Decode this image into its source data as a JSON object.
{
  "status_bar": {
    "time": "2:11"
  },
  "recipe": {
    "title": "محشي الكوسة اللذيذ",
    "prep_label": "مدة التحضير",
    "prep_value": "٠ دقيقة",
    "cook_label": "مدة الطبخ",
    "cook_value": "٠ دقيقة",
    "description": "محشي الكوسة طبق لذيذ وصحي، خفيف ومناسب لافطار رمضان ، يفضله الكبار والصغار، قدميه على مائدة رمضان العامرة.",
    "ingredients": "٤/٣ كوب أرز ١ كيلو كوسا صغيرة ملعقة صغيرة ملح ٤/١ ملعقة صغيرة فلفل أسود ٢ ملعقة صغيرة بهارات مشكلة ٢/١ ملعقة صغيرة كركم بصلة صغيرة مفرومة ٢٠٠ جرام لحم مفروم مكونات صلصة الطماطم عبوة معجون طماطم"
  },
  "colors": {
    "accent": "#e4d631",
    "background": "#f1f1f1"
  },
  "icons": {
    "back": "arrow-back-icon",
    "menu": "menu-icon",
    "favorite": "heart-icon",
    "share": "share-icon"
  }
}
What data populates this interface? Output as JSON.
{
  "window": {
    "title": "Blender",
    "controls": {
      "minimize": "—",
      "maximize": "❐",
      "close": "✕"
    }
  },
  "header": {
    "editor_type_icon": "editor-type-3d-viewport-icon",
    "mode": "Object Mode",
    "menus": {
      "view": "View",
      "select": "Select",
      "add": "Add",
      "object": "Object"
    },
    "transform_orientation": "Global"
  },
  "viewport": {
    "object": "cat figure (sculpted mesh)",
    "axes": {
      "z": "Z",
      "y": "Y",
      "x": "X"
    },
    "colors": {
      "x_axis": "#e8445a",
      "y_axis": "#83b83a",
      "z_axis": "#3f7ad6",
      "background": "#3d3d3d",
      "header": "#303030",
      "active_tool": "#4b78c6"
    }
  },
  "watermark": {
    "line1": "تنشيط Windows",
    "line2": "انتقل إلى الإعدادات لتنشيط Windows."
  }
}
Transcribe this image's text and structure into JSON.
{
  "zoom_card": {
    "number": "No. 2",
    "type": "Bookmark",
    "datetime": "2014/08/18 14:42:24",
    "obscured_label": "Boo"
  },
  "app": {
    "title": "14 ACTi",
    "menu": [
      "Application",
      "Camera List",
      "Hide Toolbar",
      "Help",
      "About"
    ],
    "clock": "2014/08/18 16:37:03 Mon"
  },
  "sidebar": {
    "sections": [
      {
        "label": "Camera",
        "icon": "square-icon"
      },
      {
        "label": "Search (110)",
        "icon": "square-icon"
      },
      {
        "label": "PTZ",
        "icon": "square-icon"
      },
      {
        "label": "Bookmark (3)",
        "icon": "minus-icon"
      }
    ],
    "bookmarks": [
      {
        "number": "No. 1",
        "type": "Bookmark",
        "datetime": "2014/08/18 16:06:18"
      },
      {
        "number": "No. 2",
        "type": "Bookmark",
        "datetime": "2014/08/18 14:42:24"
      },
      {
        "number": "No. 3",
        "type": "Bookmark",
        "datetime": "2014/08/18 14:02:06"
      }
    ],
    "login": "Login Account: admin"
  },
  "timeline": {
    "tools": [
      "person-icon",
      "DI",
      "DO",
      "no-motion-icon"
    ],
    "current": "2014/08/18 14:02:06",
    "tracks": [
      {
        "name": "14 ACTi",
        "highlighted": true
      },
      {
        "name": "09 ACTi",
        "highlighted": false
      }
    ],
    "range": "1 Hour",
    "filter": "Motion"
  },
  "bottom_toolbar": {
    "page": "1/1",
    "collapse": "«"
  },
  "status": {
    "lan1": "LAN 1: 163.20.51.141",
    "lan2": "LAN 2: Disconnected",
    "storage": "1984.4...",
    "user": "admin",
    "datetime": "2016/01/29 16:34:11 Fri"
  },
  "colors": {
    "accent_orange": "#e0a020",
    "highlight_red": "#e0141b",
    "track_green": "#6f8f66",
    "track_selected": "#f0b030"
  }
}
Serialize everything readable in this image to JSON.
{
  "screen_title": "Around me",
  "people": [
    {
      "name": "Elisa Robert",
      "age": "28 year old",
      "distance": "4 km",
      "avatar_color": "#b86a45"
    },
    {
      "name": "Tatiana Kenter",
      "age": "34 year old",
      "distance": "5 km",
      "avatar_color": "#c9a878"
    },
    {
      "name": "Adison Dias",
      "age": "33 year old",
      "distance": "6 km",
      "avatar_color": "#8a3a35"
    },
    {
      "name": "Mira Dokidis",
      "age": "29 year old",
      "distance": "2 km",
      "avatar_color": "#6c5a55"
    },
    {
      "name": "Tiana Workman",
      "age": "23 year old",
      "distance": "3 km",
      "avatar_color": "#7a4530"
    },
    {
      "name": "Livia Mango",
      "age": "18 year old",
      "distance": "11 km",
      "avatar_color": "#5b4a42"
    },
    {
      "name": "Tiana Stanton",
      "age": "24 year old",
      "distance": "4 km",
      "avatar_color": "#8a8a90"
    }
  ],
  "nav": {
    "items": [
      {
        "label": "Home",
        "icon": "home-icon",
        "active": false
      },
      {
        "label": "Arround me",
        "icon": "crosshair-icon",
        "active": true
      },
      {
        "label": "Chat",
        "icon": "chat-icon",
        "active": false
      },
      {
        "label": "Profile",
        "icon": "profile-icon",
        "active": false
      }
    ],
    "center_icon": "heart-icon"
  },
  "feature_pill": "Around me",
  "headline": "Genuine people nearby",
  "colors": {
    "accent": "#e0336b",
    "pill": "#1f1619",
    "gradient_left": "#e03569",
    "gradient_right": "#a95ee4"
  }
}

## [SET TASK]
In the entries above, identify every line with the word "data". Copy those lines.

## [SOLUTION TO THE EXERCISE]
Decode this image into its source data as a JSON object.
What data populates this interface? Output as JSON.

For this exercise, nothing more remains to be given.